**Input records:**
--- begin ---
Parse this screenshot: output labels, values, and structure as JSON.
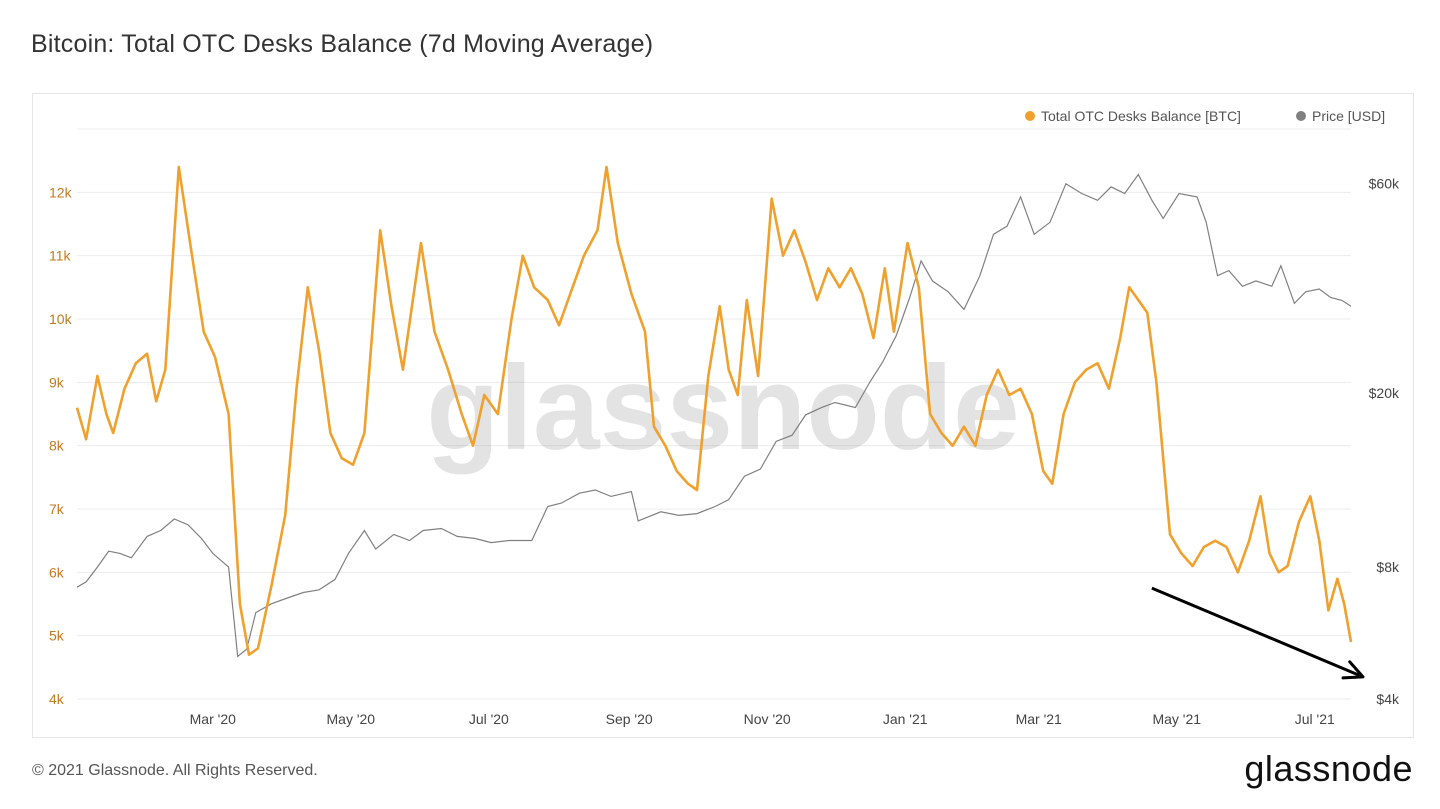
{
  "title": "Bitcoin: Total OTC Desks Balance (7d Moving Average)",
  "footer": {
    "copyright": "© 2021 Glassnode. All Rights Reserved.",
    "logo": "glassnode"
  },
  "watermark": "glassnode",
  "colors": {
    "otc": "#f0a02c",
    "price": "#808080",
    "grid": "#ececec",
    "arrow": "#000000"
  },
  "chart_data": {
    "type": "line",
    "legend_placement": "top-right",
    "grid": true,
    "x_ticks": [
      "Mar '20",
      "May '20",
      "Jul '20",
      "Sep '20",
      "Nov '20",
      "Jan '21",
      "Mar '21",
      "May '21",
      "Jul '21"
    ],
    "y_left": {
      "ticks": [
        "4k",
        "5k",
        "6k",
        "7k",
        "8k",
        "9k",
        "10k",
        "11k",
        "12k"
      ],
      "lim": [
        4000,
        13000
      ],
      "scale": "linear"
    },
    "y_right": {
      "ticks": [
        "$4k",
        "$8k",
        "$20k",
        "$60k"
      ],
      "lim": [
        4000,
        80000
      ],
      "scale": "log"
    },
    "series": [
      {
        "name": "Total OTC Desks Balance [BTC]",
        "axis": "left",
        "points": [
          [
            "2020-01-01",
            8600
          ],
          [
            "2020-01-05",
            8100
          ],
          [
            "2020-01-10",
            9100
          ],
          [
            "2020-01-14",
            8500
          ],
          [
            "2020-01-17",
            8200
          ],
          [
            "2020-01-22",
            8900
          ],
          [
            "2020-01-27",
            9300
          ],
          [
            "2020-02-01",
            9450
          ],
          [
            "2020-02-05",
            8700
          ],
          [
            "2020-02-09",
            9200
          ],
          [
            "2020-02-15",
            12400
          ],
          [
            "2020-02-20",
            11200
          ],
          [
            "2020-02-26",
            9800
          ],
          [
            "2020-03-02",
            9400
          ],
          [
            "2020-03-08",
            8500
          ],
          [
            "2020-03-13",
            5500
          ],
          [
            "2020-03-17",
            4700
          ],
          [
            "2020-03-21",
            4800
          ],
          [
            "2020-03-27",
            5800
          ],
          [
            "2020-04-02",
            6900
          ],
          [
            "2020-04-07",
            8900
          ],
          [
            "2020-04-12",
            10500
          ],
          [
            "2020-04-17",
            9500
          ],
          [
            "2020-04-22",
            8200
          ],
          [
            "2020-04-27",
            7800
          ],
          [
            "2020-05-02",
            7700
          ],
          [
            "2020-05-07",
            8200
          ],
          [
            "2020-05-14",
            11400
          ],
          [
            "2020-05-19",
            10200
          ],
          [
            "2020-05-24",
            9200
          ],
          [
            "2020-06-01",
            11200
          ],
          [
            "2020-06-07",
            9800
          ],
          [
            "2020-06-13",
            9200
          ],
          [
            "2020-06-19",
            8500
          ],
          [
            "2020-06-24",
            8000
          ],
          [
            "2020-06-29",
            8800
          ],
          [
            "2020-07-05",
            8500
          ],
          [
            "2020-07-11",
            10000
          ],
          [
            "2020-07-16",
            11000
          ],
          [
            "2020-07-21",
            10500
          ],
          [
            "2020-07-27",
            10300
          ],
          [
            "2020-08-01",
            9900
          ],
          [
            "2020-08-07",
            10500
          ],
          [
            "2020-08-12",
            11000
          ],
          [
            "2020-08-18",
            11400
          ],
          [
            "2020-08-22",
            12400
          ],
          [
            "2020-08-27",
            11200
          ],
          [
            "2020-09-02",
            10400
          ],
          [
            "2020-09-08",
            9800
          ],
          [
            "2020-09-12",
            8300
          ],
          [
            "2020-09-17",
            8000
          ],
          [
            "2020-09-22",
            7600
          ],
          [
            "2020-09-27",
            7400
          ],
          [
            "2020-10-01",
            7300
          ],
          [
            "2020-10-06",
            9100
          ],
          [
            "2020-10-11",
            10200
          ],
          [
            "2020-10-15",
            9200
          ],
          [
            "2020-10-19",
            8800
          ],
          [
            "2020-10-23",
            10300
          ],
          [
            "2020-10-28",
            9100
          ],
          [
            "2020-11-03",
            11900
          ],
          [
            "2020-11-08",
            11000
          ],
          [
            "2020-11-13",
            11400
          ],
          [
            "2020-11-18",
            10900
          ],
          [
            "2020-11-23",
            10300
          ],
          [
            "2020-11-28",
            10800
          ],
          [
            "2020-12-03",
            10500
          ],
          [
            "2020-12-08",
            10800
          ],
          [
            "2020-12-13",
            10400
          ],
          [
            "2020-12-18",
            9700
          ],
          [
            "2020-12-23",
            10800
          ],
          [
            "2020-12-27",
            9800
          ],
          [
            "2021-01-02",
            11200
          ],
          [
            "2021-01-07",
            10500
          ],
          [
            "2021-01-12",
            8500
          ],
          [
            "2021-01-17",
            8200
          ],
          [
            "2021-01-22",
            8000
          ],
          [
            "2021-01-27",
            8300
          ],
          [
            "2021-02-01",
            8000
          ],
          [
            "2021-02-06",
            8800
          ],
          [
            "2021-02-11",
            9200
          ],
          [
            "2021-02-16",
            8800
          ],
          [
            "2021-02-21",
            8900
          ],
          [
            "2021-02-26",
            8500
          ],
          [
            "2021-03-03",
            7600
          ],
          [
            "2021-03-07",
            7400
          ],
          [
            "2021-03-12",
            8500
          ],
          [
            "2021-03-17",
            9000
          ],
          [
            "2021-03-22",
            9200
          ],
          [
            "2021-03-27",
            9300
          ],
          [
            "2021-04-01",
            8900
          ],
          [
            "2021-04-06",
            9700
          ],
          [
            "2021-04-10",
            10500
          ],
          [
            "2021-04-14",
            10300
          ],
          [
            "2021-04-18",
            10100
          ],
          [
            "2021-04-22",
            9000
          ],
          [
            "2021-04-28",
            6600
          ],
          [
            "2021-05-03",
            6300
          ],
          [
            "2021-05-08",
            6100
          ],
          [
            "2021-05-13",
            6400
          ],
          [
            "2021-05-18",
            6500
          ],
          [
            "2021-05-23",
            6400
          ],
          [
            "2021-05-28",
            6000
          ],
          [
            "2021-06-02",
            6500
          ],
          [
            "2021-06-07",
            7200
          ],
          [
            "2021-06-11",
            6300
          ],
          [
            "2021-06-15",
            6000
          ],
          [
            "2021-06-19",
            6100
          ],
          [
            "2021-06-24",
            6800
          ],
          [
            "2021-06-29",
            7200
          ],
          [
            "2021-07-03",
            6500
          ],
          [
            "2021-07-07",
            5400
          ],
          [
            "2021-07-11",
            5900
          ],
          [
            "2021-07-14",
            5500
          ],
          [
            "2021-07-17",
            4900
          ]
        ]
      },
      {
        "name": "Price [USD]",
        "axis": "right",
        "points": [
          [
            "2020-01-01",
            7200
          ],
          [
            "2020-01-05",
            7400
          ],
          [
            "2020-01-10",
            8000
          ],
          [
            "2020-01-15",
            8700
          ],
          [
            "2020-01-20",
            8600
          ],
          [
            "2020-01-25",
            8400
          ],
          [
            "2020-02-01",
            9400
          ],
          [
            "2020-02-07",
            9700
          ],
          [
            "2020-02-13",
            10300
          ],
          [
            "2020-02-19",
            10000
          ],
          [
            "2020-02-25",
            9300
          ],
          [
            "2020-03-01",
            8600
          ],
          [
            "2020-03-08",
            8000
          ],
          [
            "2020-03-12",
            5000
          ],
          [
            "2020-03-16",
            5200
          ],
          [
            "2020-03-20",
            6300
          ],
          [
            "2020-03-27",
            6600
          ],
          [
            "2020-04-03",
            6800
          ],
          [
            "2020-04-10",
            7000
          ],
          [
            "2020-04-17",
            7100
          ],
          [
            "2020-04-24",
            7500
          ],
          [
            "2020-04-30",
            8600
          ],
          [
            "2020-05-07",
            9700
          ],
          [
            "2020-05-12",
            8800
          ],
          [
            "2020-05-20",
            9500
          ],
          [
            "2020-05-27",
            9200
          ],
          [
            "2020-06-02",
            9700
          ],
          [
            "2020-06-10",
            9800
          ],
          [
            "2020-06-17",
            9400
          ],
          [
            "2020-06-25",
            9300
          ],
          [
            "2020-07-02",
            9100
          ],
          [
            "2020-07-10",
            9200
          ],
          [
            "2020-07-20",
            9200
          ],
          [
            "2020-07-27",
            11000
          ],
          [
            "2020-08-02",
            11200
          ],
          [
            "2020-08-10",
            11800
          ],
          [
            "2020-08-17",
            12000
          ],
          [
            "2020-08-24",
            11600
          ],
          [
            "2020-09-02",
            11900
          ],
          [
            "2020-09-05",
            10200
          ],
          [
            "2020-09-15",
            10700
          ],
          [
            "2020-09-23",
            10500
          ],
          [
            "2020-10-01",
            10600
          ],
          [
            "2020-10-09",
            11000
          ],
          [
            "2020-10-15",
            11400
          ],
          [
            "2020-10-22",
            12900
          ],
          [
            "2020-10-29",
            13400
          ],
          [
            "2020-11-05",
            15500
          ],
          [
            "2020-11-12",
            16000
          ],
          [
            "2020-11-18",
            17800
          ],
          [
            "2020-11-25",
            18500
          ],
          [
            "2020-12-01",
            19000
          ],
          [
            "2020-12-10",
            18500
          ],
          [
            "2020-12-16",
            21000
          ],
          [
            "2020-12-22",
            23500
          ],
          [
            "2020-12-28",
            27000
          ],
          [
            "2021-01-03",
            33000
          ],
          [
            "2021-01-08",
            40000
          ],
          [
            "2021-01-13",
            36000
          ],
          [
            "2021-01-20",
            34000
          ],
          [
            "2021-01-27",
            31000
          ],
          [
            "2021-02-03",
            37000
          ],
          [
            "2021-02-09",
            46000
          ],
          [
            "2021-02-15",
            48000
          ],
          [
            "2021-02-21",
            56000
          ],
          [
            "2021-02-27",
            46000
          ],
          [
            "2021-03-06",
            49000
          ],
          [
            "2021-03-13",
            60000
          ],
          [
            "2021-03-20",
            57000
          ],
          [
            "2021-03-27",
            55000
          ],
          [
            "2021-04-02",
            59000
          ],
          [
            "2021-04-08",
            57000
          ],
          [
            "2021-04-14",
            63000
          ],
          [
            "2021-04-20",
            55000
          ],
          [
            "2021-04-25",
            50000
          ],
          [
            "2021-05-02",
            57000
          ],
          [
            "2021-05-10",
            56000
          ],
          [
            "2021-05-14",
            49000
          ],
          [
            "2021-05-19",
            37000
          ],
          [
            "2021-05-24",
            38000
          ],
          [
            "2021-05-30",
            35000
          ],
          [
            "2021-06-05",
            36000
          ],
          [
            "2021-06-12",
            35000
          ],
          [
            "2021-06-16",
            39000
          ],
          [
            "2021-06-22",
            32000
          ],
          [
            "2021-06-27",
            34000
          ],
          [
            "2021-07-03",
            34500
          ],
          [
            "2021-07-08",
            33000
          ],
          [
            "2021-07-13",
            32500
          ],
          [
            "2021-07-17",
            31500
          ]
        ]
      }
    ],
    "annotations": [
      {
        "type": "arrow",
        "from": [
          "2021-04-20",
          5750
        ],
        "to": [
          "2021-07-17",
          4350
        ],
        "note": "downward trend arrow"
      }
    ]
  }
}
--- end ---
**Problem description:** Search the lines above for the string "arrow", then show every one that has it.

**Exercise solution:**
    "arrow": "#000000"
        "type": "arrow",
        "note": "downward trend arrow"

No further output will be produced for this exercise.